読む文章 =>
転ばぬ先の杖。お守り。ミスったときのリカバリー。1時間をドブに捨てないための工具や薬品


先日大チョンボをしてしまい、取り付けたカシメを200個外すという経験をしまして。。。(´・ω・`)

自業自得なんですがその際に便利だったのがカシメ外し。
これのおかげでわずかな時間で済みました。

 

今回のblogでは金具外しに限らず「ミスらないための工具」や「ミスったときのためにお守りとして持っておいたほうがいいよ」という薬品などを紹介してみましょう

工具や機械は2種に大別できます。

「それがないとどうにもならない=新機能を提供してくれる」
「それがあると時間と労力を削ってくれるor美しくできる=時短化してくれる」

ミスをリカバリーという工具や薬品は基本的に後者の時短工具です。必須工具ではないのですが、「自分の1時間の価値は2000円以上はあるんだよ!」という人は買っておいて損はないです。

個人的におすすめのリカバリーor時短工具をつらつらと紹介してみましょう。

革を傷つけず外せるのが素晴らしい「カシメ外し」

カバン屋さんが考案した、あると便利なカシメ・ホック用金具はずしキット

時短工具だが、「手でいちいちやるよりもきれいにリカバリーできる」のが売り文句。

課題のねらい => 上の「読む文章」を、一字も変えずに最初から最後まで書き出してください。 ここからのエントリーは、読む文章とは関係がありません。

バウンディングボックスのエントリー =>
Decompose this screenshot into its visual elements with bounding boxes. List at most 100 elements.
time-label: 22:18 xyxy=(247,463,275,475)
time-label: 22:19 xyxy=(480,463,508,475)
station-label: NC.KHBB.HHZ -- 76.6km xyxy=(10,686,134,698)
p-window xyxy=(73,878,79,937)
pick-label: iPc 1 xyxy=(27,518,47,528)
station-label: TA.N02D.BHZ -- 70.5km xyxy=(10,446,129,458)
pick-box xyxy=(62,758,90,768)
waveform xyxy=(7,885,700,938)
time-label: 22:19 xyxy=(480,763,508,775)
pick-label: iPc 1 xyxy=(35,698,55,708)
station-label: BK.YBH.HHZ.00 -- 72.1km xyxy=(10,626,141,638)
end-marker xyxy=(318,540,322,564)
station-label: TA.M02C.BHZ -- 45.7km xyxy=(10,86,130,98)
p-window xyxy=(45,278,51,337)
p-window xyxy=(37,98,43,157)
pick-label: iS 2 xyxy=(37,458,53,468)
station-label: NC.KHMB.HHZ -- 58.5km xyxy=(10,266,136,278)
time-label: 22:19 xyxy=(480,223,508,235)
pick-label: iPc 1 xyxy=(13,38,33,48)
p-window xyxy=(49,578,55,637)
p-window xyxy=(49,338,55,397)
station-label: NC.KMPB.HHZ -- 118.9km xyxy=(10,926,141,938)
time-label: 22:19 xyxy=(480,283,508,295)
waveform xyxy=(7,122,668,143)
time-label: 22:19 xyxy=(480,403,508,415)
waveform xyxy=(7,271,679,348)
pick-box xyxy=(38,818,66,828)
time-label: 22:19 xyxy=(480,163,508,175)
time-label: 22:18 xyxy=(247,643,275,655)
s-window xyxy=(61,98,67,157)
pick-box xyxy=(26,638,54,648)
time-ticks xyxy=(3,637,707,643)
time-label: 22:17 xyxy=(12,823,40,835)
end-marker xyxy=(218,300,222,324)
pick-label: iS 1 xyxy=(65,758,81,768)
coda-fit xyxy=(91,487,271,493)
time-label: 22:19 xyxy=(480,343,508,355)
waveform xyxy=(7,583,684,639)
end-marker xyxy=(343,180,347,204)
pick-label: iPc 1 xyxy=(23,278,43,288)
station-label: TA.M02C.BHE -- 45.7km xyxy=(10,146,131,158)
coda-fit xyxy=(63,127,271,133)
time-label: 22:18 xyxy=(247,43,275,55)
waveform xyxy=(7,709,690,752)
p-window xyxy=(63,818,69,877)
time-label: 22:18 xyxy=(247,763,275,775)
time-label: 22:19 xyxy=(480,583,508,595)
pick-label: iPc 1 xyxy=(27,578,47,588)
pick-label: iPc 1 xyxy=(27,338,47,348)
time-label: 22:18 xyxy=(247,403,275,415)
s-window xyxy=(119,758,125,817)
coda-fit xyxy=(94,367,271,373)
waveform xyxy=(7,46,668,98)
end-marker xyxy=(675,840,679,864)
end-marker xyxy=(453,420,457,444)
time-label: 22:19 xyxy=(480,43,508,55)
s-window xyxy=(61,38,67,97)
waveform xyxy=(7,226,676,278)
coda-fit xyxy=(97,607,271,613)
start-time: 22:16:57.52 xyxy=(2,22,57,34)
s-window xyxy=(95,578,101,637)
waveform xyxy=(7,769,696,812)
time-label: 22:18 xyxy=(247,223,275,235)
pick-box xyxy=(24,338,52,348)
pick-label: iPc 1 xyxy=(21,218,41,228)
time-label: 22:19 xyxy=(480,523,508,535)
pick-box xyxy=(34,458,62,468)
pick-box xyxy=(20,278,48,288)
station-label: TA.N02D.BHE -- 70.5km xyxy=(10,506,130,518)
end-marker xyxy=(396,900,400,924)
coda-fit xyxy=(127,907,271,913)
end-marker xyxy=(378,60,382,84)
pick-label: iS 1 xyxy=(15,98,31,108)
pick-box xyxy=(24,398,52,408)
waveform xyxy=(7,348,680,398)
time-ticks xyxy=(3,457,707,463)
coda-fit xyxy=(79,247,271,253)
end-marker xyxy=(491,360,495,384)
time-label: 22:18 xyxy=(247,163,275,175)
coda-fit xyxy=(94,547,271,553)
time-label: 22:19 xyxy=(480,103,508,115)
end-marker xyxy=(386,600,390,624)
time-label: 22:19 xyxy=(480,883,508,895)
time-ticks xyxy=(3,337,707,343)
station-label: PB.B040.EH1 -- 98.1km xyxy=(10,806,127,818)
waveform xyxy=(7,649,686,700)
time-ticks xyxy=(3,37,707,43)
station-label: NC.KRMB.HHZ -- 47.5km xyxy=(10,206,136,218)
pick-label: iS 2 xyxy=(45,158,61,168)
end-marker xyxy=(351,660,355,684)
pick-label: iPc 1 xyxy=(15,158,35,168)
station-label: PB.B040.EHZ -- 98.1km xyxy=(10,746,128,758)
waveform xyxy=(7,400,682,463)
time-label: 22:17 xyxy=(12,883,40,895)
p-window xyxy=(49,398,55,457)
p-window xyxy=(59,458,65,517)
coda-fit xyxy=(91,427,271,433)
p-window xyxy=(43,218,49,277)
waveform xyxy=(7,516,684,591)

答え =>
転ばぬ先の杖。お守り。ミスったときのリカバリー。1時間をドブに捨てないための工具や薬品


先日大チョンボをしてしまい、取り付けたカシメを200個外すという経験をしまして。。。(´・ω・`)

自業自得なんですがその際に便利だったのがカシメ外し。
これのおかげでわずかな時間で済みました。

 

今回のblogでは金具外しに限らず「ミスらないための工具」や「ミスったときのためにお守りとして持っておいたほうがいいよ」という薬品などを紹介してみましょう

工具や機械は2種に大別できます。

「それがないとどうにもならない=新機能を提供してくれる」
「それがあると時間と労力を削ってくれるor美しくできる=時短化してくれる」

ミスをリカバリーという工具や薬品は基本的に後者の時短工具です。必須工具ではないのですが、「自分の1時間の価値は2000円以上はあるんだよ!」という人は買っておいて損はないです。

個人的におすすめのリカバリーor時短工具をつらつらと紹介してみましょう。

革を傷つけず外せるのが素晴らしい「カシメ外し」

カバン屋さんが考案した、あると便利なカシメ・ホック用金具はずしキット

時短工具だが、「手でいちいちやるよりもきれいにリカバリーできる」のが売り文句。